* [Available records]
————
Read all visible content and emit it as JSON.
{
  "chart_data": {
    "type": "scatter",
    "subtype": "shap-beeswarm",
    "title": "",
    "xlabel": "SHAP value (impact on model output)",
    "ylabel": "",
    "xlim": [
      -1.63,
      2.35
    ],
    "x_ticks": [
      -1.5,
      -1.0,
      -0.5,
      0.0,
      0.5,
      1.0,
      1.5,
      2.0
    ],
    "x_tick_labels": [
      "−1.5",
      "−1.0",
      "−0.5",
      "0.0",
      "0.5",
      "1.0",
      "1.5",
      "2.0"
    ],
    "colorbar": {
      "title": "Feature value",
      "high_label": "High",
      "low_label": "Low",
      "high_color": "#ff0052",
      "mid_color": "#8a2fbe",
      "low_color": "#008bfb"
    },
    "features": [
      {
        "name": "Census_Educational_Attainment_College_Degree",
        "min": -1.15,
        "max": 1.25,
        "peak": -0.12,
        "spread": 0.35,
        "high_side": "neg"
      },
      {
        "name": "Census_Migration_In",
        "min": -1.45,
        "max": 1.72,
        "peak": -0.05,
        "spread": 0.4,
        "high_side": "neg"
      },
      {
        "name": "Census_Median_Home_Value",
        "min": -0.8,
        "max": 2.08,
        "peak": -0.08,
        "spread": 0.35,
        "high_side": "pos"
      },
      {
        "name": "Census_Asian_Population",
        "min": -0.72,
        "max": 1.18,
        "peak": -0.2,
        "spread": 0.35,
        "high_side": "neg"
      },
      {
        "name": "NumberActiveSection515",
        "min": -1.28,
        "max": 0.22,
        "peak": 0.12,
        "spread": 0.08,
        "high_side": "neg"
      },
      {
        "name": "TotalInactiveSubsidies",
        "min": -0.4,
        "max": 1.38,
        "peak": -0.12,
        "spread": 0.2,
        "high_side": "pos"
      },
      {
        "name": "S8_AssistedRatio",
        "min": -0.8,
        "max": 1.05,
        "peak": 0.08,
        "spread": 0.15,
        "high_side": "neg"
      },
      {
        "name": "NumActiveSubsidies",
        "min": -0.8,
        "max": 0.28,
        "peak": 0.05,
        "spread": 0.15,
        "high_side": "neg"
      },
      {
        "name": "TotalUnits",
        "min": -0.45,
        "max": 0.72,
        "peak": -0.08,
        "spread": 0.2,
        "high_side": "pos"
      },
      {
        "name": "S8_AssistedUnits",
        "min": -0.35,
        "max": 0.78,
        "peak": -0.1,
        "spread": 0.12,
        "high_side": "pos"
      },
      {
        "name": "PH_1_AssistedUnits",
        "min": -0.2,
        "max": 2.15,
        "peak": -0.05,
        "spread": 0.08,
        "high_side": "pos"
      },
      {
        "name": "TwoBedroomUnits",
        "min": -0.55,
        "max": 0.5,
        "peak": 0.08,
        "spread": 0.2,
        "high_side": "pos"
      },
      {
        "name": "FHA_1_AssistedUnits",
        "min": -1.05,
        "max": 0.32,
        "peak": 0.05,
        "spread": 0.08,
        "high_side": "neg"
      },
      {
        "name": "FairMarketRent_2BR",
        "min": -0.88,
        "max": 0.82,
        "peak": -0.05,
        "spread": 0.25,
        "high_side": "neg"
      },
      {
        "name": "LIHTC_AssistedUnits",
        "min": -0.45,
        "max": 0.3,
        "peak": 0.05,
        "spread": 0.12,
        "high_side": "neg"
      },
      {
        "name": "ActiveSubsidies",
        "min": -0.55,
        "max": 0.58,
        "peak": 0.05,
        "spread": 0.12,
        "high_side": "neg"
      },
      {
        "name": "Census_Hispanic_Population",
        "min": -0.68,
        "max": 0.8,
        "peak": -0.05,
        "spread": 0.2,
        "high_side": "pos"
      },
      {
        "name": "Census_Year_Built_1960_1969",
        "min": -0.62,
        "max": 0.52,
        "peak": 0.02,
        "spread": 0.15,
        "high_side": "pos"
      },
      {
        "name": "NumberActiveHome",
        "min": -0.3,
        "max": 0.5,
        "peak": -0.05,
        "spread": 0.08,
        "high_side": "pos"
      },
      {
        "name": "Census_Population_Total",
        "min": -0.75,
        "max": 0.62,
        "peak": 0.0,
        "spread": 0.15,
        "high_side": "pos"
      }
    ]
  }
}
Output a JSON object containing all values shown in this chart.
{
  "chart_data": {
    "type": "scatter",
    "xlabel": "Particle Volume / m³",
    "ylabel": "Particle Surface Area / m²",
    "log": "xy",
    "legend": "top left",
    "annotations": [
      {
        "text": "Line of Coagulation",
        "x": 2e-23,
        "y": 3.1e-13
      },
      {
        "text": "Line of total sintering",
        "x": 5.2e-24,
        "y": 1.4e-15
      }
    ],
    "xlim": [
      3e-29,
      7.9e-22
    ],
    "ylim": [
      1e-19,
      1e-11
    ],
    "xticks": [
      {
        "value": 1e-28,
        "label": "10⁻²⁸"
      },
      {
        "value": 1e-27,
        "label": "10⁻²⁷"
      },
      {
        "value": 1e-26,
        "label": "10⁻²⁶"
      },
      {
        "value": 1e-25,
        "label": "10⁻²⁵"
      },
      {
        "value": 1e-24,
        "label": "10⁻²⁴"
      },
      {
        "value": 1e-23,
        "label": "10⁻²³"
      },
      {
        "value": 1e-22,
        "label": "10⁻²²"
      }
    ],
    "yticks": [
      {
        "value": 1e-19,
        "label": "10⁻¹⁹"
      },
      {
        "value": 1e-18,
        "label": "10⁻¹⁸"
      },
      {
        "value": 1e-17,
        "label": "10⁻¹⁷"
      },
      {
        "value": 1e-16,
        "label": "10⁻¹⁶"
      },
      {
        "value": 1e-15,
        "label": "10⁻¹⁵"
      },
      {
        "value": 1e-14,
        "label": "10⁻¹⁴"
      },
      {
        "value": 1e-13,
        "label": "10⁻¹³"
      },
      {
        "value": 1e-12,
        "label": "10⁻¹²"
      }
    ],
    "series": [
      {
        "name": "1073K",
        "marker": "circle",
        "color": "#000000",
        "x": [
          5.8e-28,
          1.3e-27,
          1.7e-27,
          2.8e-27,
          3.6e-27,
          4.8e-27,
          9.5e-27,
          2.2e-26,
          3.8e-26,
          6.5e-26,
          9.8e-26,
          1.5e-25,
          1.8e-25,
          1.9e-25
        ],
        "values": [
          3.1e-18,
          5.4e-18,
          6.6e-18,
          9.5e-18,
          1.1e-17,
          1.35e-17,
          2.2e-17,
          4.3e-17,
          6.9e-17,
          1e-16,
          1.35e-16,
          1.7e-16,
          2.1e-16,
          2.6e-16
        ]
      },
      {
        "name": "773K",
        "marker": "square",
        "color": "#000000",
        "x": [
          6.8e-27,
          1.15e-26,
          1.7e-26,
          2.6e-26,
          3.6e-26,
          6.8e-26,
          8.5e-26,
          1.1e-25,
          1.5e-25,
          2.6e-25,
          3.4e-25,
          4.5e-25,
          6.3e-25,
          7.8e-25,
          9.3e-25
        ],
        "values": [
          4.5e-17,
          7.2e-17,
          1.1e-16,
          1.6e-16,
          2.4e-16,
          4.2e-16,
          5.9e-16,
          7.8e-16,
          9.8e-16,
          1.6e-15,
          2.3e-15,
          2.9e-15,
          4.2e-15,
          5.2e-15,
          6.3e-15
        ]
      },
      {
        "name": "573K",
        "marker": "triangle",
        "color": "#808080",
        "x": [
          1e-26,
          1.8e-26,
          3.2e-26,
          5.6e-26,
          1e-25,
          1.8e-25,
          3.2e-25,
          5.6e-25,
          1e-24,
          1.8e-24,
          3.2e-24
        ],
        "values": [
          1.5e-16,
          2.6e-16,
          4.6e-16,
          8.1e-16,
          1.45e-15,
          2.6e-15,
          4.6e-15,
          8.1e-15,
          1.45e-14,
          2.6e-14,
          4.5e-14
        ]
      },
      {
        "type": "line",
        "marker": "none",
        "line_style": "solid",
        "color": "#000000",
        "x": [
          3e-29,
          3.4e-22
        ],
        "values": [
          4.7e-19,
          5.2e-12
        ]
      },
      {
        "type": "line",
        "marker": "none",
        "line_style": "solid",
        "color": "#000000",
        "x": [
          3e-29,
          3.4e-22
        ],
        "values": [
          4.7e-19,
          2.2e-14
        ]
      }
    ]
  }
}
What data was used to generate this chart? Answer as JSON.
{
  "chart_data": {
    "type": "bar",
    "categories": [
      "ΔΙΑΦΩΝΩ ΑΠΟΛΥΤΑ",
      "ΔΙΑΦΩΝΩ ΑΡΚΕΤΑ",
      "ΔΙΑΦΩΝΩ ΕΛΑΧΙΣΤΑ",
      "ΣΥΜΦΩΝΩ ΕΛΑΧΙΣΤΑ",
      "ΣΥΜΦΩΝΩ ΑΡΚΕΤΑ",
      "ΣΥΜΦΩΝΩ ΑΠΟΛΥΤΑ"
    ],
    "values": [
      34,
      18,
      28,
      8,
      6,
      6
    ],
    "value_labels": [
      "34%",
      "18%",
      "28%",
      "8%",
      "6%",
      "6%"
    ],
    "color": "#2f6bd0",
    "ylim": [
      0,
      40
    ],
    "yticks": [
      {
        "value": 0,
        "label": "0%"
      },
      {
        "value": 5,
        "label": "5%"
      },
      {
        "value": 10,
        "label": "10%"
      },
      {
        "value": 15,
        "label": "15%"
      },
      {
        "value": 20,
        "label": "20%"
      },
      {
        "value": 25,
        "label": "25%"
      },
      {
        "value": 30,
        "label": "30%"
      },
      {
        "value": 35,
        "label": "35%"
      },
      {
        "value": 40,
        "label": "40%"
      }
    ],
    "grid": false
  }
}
————
* [Exercise instructions] What is the number of lines in the data holding the word "this"? Reply with that number only.

* [Task solution] 2